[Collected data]
* Begin *
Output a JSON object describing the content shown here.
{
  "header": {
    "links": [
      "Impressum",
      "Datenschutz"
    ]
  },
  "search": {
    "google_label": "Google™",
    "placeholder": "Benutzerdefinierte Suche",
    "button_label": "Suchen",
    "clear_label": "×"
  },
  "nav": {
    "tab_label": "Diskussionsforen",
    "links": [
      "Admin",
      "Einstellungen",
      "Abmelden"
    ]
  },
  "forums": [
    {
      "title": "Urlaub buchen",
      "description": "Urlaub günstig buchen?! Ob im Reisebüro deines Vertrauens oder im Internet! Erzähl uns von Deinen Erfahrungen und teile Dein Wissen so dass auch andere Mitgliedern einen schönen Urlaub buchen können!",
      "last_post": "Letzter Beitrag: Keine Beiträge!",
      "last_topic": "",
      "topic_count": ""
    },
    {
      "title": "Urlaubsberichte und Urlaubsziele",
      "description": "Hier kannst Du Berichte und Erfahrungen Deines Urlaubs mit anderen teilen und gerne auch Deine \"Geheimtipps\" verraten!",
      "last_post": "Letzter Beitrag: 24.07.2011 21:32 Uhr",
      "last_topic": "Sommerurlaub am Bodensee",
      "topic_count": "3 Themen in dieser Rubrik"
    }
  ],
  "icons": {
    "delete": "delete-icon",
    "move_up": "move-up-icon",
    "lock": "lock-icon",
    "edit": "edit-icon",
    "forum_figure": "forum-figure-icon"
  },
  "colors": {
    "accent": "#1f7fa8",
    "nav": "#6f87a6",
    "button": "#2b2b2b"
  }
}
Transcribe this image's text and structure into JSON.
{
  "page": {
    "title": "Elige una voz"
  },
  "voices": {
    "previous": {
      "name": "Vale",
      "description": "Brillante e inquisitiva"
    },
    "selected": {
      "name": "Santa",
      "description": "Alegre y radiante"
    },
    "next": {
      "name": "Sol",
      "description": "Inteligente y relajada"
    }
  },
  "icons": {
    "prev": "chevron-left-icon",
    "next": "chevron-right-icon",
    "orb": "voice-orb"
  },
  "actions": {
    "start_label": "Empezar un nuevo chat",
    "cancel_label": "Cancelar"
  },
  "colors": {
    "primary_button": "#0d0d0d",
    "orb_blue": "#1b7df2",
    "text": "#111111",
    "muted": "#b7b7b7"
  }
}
* End *
Problem -
Repeat the whole listing exactly, keeping every line intact.

Finished answer -
Output a JSON object describing the content shown here.
{
  "header": {
    "links": [
      "Impressum",
      "Datenschutz"
    ]
  },
  "search": {
    "google_label": "Google™",
    "placeholder": "Benutzerdefinierte Suche",
    "button_label": "Suchen",
    "clear_label": "×"
  },
  "nav": {
    "tab_label": "Diskussionsforen",
    "links": [
      "Admin",
      "Einstellungen",
      "Abmelden"
    ]
  },
  "forums": [
    {
      "title": "Urlaub buchen",
      "description": "Urlaub günstig buchen?! Ob im Reisebüro deines Vertrauens oder im Internet! Erzähl uns von Deinen Erfahrungen und teile Dein Wissen so dass auch andere Mitgliedern einen schönen Urlaub buchen können!",
      "last_post": "Letzter Beitrag: Keine Beiträge!",
      "last_topic": "",
      "topic_count": ""
    },
    {
      "title": "Urlaubsberichte und Urlaubsziele",
      "description": "Hier kannst Du Berichte und Erfahrungen Deines Urlaubs mit anderen teilen und gerne auch Deine \"Geheimtipps\" verraten!",
      "last_post": "Letzter Beitrag: 24.07.2011 21:32 Uhr",
      "last_topic": "Sommerurlaub am Bodensee",
      "topic_count": "3 Themen in dieser Rubrik"
    }
  ],
  "icons": {
    "delete": "delete-icon",
    "move_up": "move-up-icon",
    "lock": "lock-icon",
    "edit": "edit-icon",
    "forum_figure": "forum-figure-icon"
  },
  "colors": {
    "accent": "#1f7fa8",
    "nav": "#6f87a6",
    "button": "#2b2b2b"
  }
}
Transcribe this image's text and structure into JSON.
{
  "page": {
    "title": "Elige una voz"
  },
  "voices": {
    "previous": {
      "name": "Vale",
      "description": "Brillante e inquisitiva"
    },
    "selected": {
      "name": "Santa",
      "description": "Alegre y radiante"
    },
    "next": {
      "name": "Sol",
      "description": "Inteligente y relajada"
    }
  },
  "icons": {
    "prev": "chevron-left-icon",
    "next": "chevron-right-icon",
    "orb": "voice-orb"
  },
  "actions": {
    "start_label": "Empezar un nuevo chat",
    "cancel_label": "Cancelar"
  },
  "colors": {
    "primary_button": "#0d0d0d",
    "orb_blue": "#1b7df2",
    "text": "#111111",
    "muted": "#b7b7b7"
  }
}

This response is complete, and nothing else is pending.